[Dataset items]
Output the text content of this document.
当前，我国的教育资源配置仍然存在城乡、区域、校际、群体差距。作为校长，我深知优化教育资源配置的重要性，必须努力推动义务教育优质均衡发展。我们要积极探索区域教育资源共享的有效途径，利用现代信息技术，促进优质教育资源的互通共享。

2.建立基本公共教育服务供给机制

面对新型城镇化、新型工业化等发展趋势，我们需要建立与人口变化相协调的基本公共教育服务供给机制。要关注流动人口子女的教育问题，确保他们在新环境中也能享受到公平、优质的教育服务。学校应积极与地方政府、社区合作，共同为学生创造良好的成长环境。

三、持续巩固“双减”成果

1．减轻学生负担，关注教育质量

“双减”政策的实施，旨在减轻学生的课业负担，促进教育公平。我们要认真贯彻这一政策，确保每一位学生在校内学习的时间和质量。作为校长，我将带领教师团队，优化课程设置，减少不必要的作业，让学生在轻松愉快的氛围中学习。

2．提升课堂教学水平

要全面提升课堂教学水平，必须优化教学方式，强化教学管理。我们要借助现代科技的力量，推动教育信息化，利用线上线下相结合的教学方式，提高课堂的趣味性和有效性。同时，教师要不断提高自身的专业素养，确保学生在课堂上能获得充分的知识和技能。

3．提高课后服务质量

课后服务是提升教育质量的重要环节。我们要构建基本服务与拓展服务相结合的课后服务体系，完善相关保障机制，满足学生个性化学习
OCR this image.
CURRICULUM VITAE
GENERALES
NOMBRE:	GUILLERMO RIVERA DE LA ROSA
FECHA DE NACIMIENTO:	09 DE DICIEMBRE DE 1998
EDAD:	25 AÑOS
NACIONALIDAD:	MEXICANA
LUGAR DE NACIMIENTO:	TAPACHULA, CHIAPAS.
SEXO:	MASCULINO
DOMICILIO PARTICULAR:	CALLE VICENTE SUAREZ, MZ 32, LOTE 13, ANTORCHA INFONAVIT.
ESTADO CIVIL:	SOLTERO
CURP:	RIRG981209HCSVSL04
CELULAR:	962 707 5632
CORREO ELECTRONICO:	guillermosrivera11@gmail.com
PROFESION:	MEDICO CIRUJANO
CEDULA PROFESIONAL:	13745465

> [Set task] Every record shown above must be echoed exactly.

> [Final result]
Output the text content of this document.
当前，我国的教育资源配置仍然存在城乡、区域、校际、群体差距。作为校长，我深知优化教育资源配置的重要性，必须努力推动义务教育优质均衡发展。我们要积极探索区域教育资源共享的有效途径，利用现代信息技术，促进优质教育资源的互通共享。

2.建立基本公共教育服务供给机制

面对新型城镇化、新型工业化等发展趋势，我们需要建立与人口变化相协调的基本公共教育服务供给机制。要关注流动人口子女的教育问题，确保他们在新环境中也能享受到公平、优质的教育服务。学校应积极与地方政府、社区合作，共同为学生创造良好的成长环境。

三、持续巩固“双减”成果

1．减轻学生负担，关注教育质量

“双减”政策的实施，旨在减轻学生的课业负担，促进教育公平。我们要认真贯彻这一政策，确保每一位学生在校内学习的时间和质量。作为校长，我将带领教师团队，优化课程设置，减少不必要的作业，让学生在轻松愉快的氛围中学习。

2．提升课堂教学水平

要全面提升课堂教学水平，必须优化教学方式，强化教学管理。我们要借助现代科技的力量，推动教育信息化，利用线上线下相结合的教学方式，提高课堂的趣味性和有效性。同时，教师要不断提高自身的专业素养，确保学生在课堂上能获得充分的知识和技能。

3．提高课后服务质量

课后服务是提升教育质量的重要环节。我们要构建基本服务与拓展服务相结合的课后服务体系，完善相关保障机制，满足学生个性化学习
OCR this image.
CURRICULUM VITAE
GENERALES
NOMBRE:	GUILLERMO RIVERA DE LA ROSA
FECHA DE NACIMIENTO:	09 DE DICIEMBRE DE 1998
EDAD:	25 AÑOS
NACIONALIDAD:	MEXICANA
LUGAR DE NACIMIENTO:	TAPACHULA, CHIAPAS.
SEXO:	MASCULINO
DOMICILIO PARTICULAR:	CALLE VICENTE SUAREZ, MZ 32, LOTE 13, ANTORCHA INFONAVIT.
ESTADO CIVIL:	SOLTERO
CURP:	RIRG981209HCSVSL04
CELULAR:	962 707 5632
CORREO ELECTRONICO:	guillermosrivera11@gmail.com
PROFESION:	MEDICO CIRUJANO
CEDULA PROFESIONAL:	13745465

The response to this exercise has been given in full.